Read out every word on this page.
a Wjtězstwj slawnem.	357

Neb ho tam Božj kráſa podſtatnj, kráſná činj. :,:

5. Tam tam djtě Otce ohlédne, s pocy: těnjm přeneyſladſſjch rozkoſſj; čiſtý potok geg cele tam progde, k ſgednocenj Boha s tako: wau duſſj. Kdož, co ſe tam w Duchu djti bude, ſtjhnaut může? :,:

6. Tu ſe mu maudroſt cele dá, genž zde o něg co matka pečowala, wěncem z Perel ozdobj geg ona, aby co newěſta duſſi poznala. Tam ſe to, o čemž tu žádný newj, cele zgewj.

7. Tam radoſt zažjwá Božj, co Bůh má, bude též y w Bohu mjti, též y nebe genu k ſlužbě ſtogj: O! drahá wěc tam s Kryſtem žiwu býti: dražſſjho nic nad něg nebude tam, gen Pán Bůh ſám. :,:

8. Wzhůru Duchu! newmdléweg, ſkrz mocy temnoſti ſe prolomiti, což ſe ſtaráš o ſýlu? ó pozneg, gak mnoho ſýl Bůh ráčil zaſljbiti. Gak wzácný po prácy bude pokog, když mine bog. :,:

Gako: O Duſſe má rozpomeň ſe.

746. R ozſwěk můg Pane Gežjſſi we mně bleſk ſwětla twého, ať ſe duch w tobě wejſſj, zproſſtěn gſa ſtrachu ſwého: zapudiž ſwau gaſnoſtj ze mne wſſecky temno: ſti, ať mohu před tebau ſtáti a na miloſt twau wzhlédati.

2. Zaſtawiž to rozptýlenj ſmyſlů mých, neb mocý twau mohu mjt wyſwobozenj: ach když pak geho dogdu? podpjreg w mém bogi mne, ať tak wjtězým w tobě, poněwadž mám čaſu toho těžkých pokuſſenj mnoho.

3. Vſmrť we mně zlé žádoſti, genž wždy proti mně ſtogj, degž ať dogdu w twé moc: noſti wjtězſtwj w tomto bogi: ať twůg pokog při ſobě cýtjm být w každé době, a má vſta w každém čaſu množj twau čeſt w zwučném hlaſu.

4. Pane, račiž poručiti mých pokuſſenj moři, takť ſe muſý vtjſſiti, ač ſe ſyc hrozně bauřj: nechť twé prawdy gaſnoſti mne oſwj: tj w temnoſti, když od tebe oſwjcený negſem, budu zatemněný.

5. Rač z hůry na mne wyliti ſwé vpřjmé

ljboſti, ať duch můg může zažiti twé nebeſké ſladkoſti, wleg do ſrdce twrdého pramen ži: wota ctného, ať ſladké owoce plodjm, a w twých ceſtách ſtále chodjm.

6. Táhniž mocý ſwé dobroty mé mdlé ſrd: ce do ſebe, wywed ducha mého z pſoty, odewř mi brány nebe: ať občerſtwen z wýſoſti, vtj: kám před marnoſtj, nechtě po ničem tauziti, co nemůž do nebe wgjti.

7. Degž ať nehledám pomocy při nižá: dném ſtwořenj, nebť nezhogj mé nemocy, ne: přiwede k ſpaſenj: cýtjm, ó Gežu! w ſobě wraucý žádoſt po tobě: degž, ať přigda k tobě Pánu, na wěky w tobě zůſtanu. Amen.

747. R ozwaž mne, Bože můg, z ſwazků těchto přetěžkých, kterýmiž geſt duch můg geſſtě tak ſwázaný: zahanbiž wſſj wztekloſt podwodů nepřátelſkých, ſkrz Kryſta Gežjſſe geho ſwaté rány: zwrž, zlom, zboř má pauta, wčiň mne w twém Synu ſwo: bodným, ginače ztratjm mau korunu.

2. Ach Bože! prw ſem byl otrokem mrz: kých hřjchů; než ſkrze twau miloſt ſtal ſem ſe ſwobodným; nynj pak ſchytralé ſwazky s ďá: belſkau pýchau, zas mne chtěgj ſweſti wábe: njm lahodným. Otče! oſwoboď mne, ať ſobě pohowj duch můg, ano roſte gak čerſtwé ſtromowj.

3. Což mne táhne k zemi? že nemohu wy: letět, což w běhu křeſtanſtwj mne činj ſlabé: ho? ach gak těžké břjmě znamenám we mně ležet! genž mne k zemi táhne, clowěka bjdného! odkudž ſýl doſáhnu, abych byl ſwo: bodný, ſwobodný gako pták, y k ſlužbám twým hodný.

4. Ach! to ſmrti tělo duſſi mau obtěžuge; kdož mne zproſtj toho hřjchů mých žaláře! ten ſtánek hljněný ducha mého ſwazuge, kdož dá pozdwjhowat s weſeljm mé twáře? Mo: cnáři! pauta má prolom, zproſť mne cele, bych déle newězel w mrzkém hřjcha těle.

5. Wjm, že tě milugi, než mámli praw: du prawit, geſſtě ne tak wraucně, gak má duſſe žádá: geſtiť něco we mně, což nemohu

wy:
★ ★ ★
* **Aim**: Find all lines where the word "pokuſſenj" appears. Copy them.

* **Result for this task**:
2. Zaſtawiž to rozptýlenj ſmyſlů mých, neb mocý twau mohu mjt wyſwobozenj: ach když pak geho dogdu? podpjreg w mém bogi mne, ať tak wjtězým w tobě, poněwadž mám čaſu toho těžkých pokuſſenj mnoho.
4. Pane, račiž poručiti mých pokuſſenj moři, takť ſe muſý vtjſſiti, ač ſe ſyc hrozně bauřj: nechť twé prawdy gaſnoſti mne oſwj: tj w temnoſti, když od tebe oſwjcený negſem, budu zatemněný.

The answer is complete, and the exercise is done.